**Exercise details**
Repeat each entry word for word. Leave any images out of the copy.

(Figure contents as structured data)

+ + + + +

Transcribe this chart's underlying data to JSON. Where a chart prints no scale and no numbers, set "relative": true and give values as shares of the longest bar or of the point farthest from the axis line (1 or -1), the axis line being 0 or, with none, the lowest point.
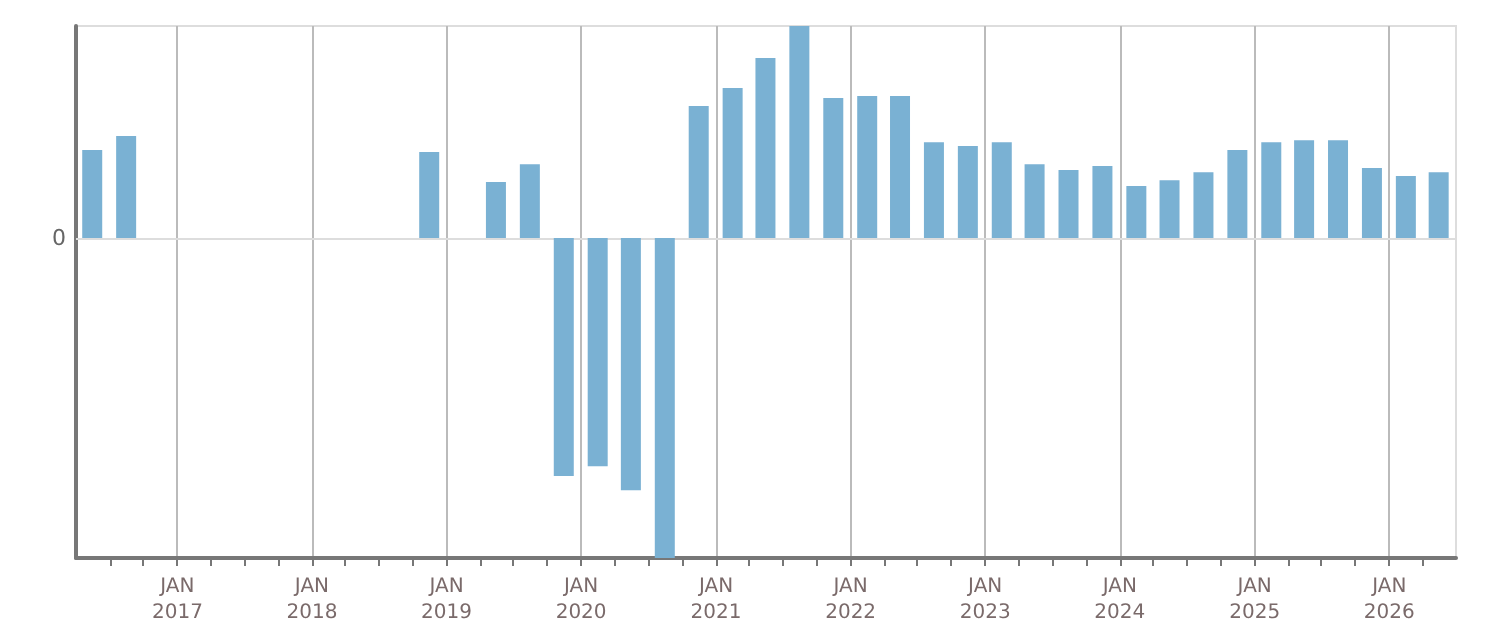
{
  "chart_data": {
    "type": "bar",
    "relative": true,
    "x": [
      "2016-05-15",
      "2016-08-15",
      "2018-11-15",
      "2019-05-15",
      "2019-08-15",
      "2019-11-15",
      "2020-02-15",
      "2020-05-15",
      "2020-08-15",
      "2020-11-15",
      "2021-02-15",
      "2021-05-15",
      "2021-08-15",
      "2021-11-15",
      "2022-02-15",
      "2022-05-15",
      "2022-08-15",
      "2022-11-15",
      "2023-02-15",
      "2023-05-15",
      "2023-08-15",
      "2023-11-15",
      "2024-02-15",
      "2024-05-15",
      "2024-08-15",
      "2024-11-15",
      "2025-02-15",
      "2025-05-15",
      "2025-08-15",
      "2025-11-15",
      "2026-02-15",
      "2026-05-15"
    ],
    "values": [
      0.275,
      0.319,
      0.269,
      0.175,
      0.231,
      -0.744,
      -0.713,
      -0.788,
      -1,
      0.413,
      0.469,
      0.563,
      0.663,
      0.438,
      0.444,
      0.444,
      0.3,
      0.288,
      0.3,
      0.231,
      0.213,
      0.225,
      0.163,
      0.181,
      0.206,
      0.275,
      0.3,
      0.306,
      0.306,
      0.219,
      0.194,
      0.206
    ],
    "color": "#7ab1d3",
    "xlim": [
      "2016-04-01",
      "2026-07-01"
    ],
    "xticks": [
      {
        "value": "2016-07-01",
        "label": null
      },
      {
        "value": "2016-10-01",
        "label": null
      },
      {
        "value": "2017-01-01",
        "label": "JAN\n2017"
      },
      {
        "value": "2017-04-01",
        "label": null
      },
      {
        "value": "2017-07-01",
        "label": null
      },
      {
        "value": "2017-10-01",
        "label": null
      },
      {
        "value": "2018-01-01",
        "label": "JAN\n2018"
      },
      {
        "value": "2018-04-01",
        "label": null
      },
      {
        "value": "2018-07-01",
        "label": null
      },
      {
        "value": "2018-10-01",
        "label": null
      },
      {
        "value": "2019-01-01",
        "label": "JAN\n2019"
      },
      {
        "value": "2019-04-01",
        "label": null
      },
      {
        "value": "2019-07-01",
        "label": null
      },
      {
        "value": "2019-10-01",
        "label": null
      },
      {
        "value": "2020-01-01",
        "label": "JAN\n2020"
      },
      {
        "value": "2020-04-01",
        "label": null
      },
      {
        "value": "2020-07-01",
        "label": null
      },
      {
        "value": "2020-10-01",
        "label": null
      },
      {
        "value": "2021-01-01",
        "label": "JAN\n2021"
      },
      {
        "value": "2021-04-01",
        "label": null
      },
      {
        "value": "2021-07-01",
        "label": null
      },
      {
        "value": "2021-10-01",
        "label": null
      },
      {
        "value": "2022-01-01",
        "label": "JAN\n2022"
      },
      {
        "value": "2022-04-01",
        "label": null
      },
      {
        "value": "2022-07-01",
        "label": null
      },
      {
        "value": "2022-10-01",
        "label": null
      },
      {
        "value": "2023-01-01",
        "label": "JAN\n2023"
      },
      {
        "value": "2023-04-01",
        "label": null
      },
      {
        "value": "2023-07-01",
        "label": null
      },
      {
        "value": "2023-10-01",
        "label": null
      },
      {
        "value": "2024-01-01",
        "label": "JAN\n2024"
      },
      {
        "value": "2024-04-01",
        "label": null
      },
      {
        "value": "2024-07-01",
        "label": null
      },
      {
        "value": "2024-10-01",
        "label": null
      },
      {
        "value": "2025-01-01",
        "label": "JAN\n2025"
      },
      {
        "value": "2025-04-01",
        "label": null
      },
      {
        "value": "2025-07-01",
        "label": null
      },
      {
        "value": "2025-10-01",
        "label": null
      },
      {
        "value": "2026-01-01",
        "label": "JAN\n2026"
      },
      {
        "value": "2026-04-01",
        "label": null
      }
    ],
    "ref_lines": [
      {
        "axis": "y",
        "value": 0,
        "label": "0",
        "color": "#dddddd"
      }
    ],
    "grid": "x"
  }
}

+ + + + +

**Response**
Transcribe this chart's underlying data to JSON. Where a chart prints no scale and no numbers, set "relative": true and give values as shares of the longest bar or of the point farthest from the axis line (1 or -1), the axis line being 0 or, with none, the lowest point.
{
  "chart_data": {
    "type": "bar",
    "relative": true,
    "x": [
      "2016-05-15",
      "2016-08-15",
      "2018-11-15",
      "2019-05-15",
      "2019-08-15",
      "2019-11-15",
      "2020-02-15",
      "2020-05-15",
      "2020-08-15",
      "2020-11-15",
      "2021-02-15",
      "2021-05-15",
      "2021-08-15",
      "2021-11-15",
      "2022-02-15",
      "2022-05-15",
      "2022-08-15",
      "2022-11-15",
      "2023-02-15",
      "2023-05-15",
      "2023-08-15",
      "2023-11-15",
      "2024-02-15",
      "2024-05-15",
      "2024-08-15",
      "2024-11-15",
      "2025-02-15",
      "2025-05-15",
      "2025-08-15",
      "2025-11-15",
      "2026-02-15",
      "2026-05-15"
    ],
    "values": [
      0.275,
      0.319,
      0.269,
      0.175,
      0.231,
      -0.744,
      -0.713,
      -0.788,
      -1,
      0.413,
      0.469,
      0.563,
      0.663,
      0.438,
      0.444,
      0.444,
      0.3,
      0.288,
      0.3,
      0.231,
      0.213,
      0.225,
      0.163,
      0.181,
      0.206,
      0.275,
      0.3,
      0.306,
      0.306,
      0.219,
      0.194,
      0.206
    ],
    "color": "#7ab1d3",
    "xlim": [
      "2016-04-01",
      "2026-07-01"
    ],
    "xticks": [
      {
        "value": "2016-07-01",
        "label": null
      },
      {
        "value": "2016-10-01",
        "label": null
      },
      {
        "value": "2017-01-01",
        "label": "JAN\n2017"
      },
      {
        "value": "2017-04-01",
        "label": null
      },
      {
        "value": "2017-07-01",
        "label": null
      },
      {
        "value": "2017-10-01",
        "label": null
      },
      {
        "value": "2018-01-01",
        "label": "JAN\n2018"
      },
      {
        "value": "2018-04-01",
        "label": null
      },
      {
        "value": "2018-07-01",
        "label": null
      },
      {
        "value": "2018-10-01",
        "label": null
      },
      {
        "value": "2019-01-01",
        "label": "JAN\n2019"
      },
      {
        "value": "2019-04-01",
        "label": null
      },
      {
        "value": "2019-07-01",
        "label": null
      },
      {
        "value": "2019-10-01",
        "label": null
      },
      {
        "value": "2020-01-01",
        "label": "JAN\n2020"
      },
      {
        "value": "2020-04-01",
        "label": null
      },
      {
        "value": "2020-07-01",
        "label": null
      },
      {
        "value": "2020-10-01",
        "label": null
      },
      {
        "value": "2021-01-01",
        "label": "JAN\n2021"
      },
      {
        "value": "2021-04-01",
        "label": null
      },
      {
        "value": "2021-07-01",
        "label": null
      },
      {
        "value": "2021-10-01",
        "label": null
      },
      {
        "value": "2022-01-01",
        "label": "JAN\n2022"
      },
      {
        "value": "2022-04-01",
        "label": null
      },
      {
        "value": "2022-07-01",
        "label": null
      },
      {
        "value": "2022-10-01",
        "label": null
      },
      {
        "value": "2023-01-01",
        "label": "JAN\n2023"
      },
      {
        "value": "2023-04-01",
        "label": null
      },
      {
        "value": "2023-07-01",
        "label": null
      },
      {
        "value": "2023-10-01",
        "label": null
      },
      {
        "value": "2024-01-01",
        "label": "JAN\n2024"
      },
      {
        "value": "2024-04-01",
        "label": null
      },
      {
        "value": "2024-07-01",
        "label": null
      },
      {
        "value": "2024-10-01",
        "label": null
      },
      {
        "value": "2025-01-01",
        "label": "JAN\n2025"
      },
      {
        "value": "2025-04-01",
        "label": null
      },
      {
        "value": "2025-07-01",
        "label": null
      },
      {
        "value": "2025-10-01",
        "label": null
      },
      {
        "value": "2026-01-01",
        "label": "JAN\n2026"
      },
      {
        "value": "2026-04-01",
        "label": null
      }
    ],
    "ref_lines": [
      {
        "axis": "y",
        "value": 0,
        "label": "0",
        "color": "#dddddd"
      }
    ],
    "grid": "x"
  }
}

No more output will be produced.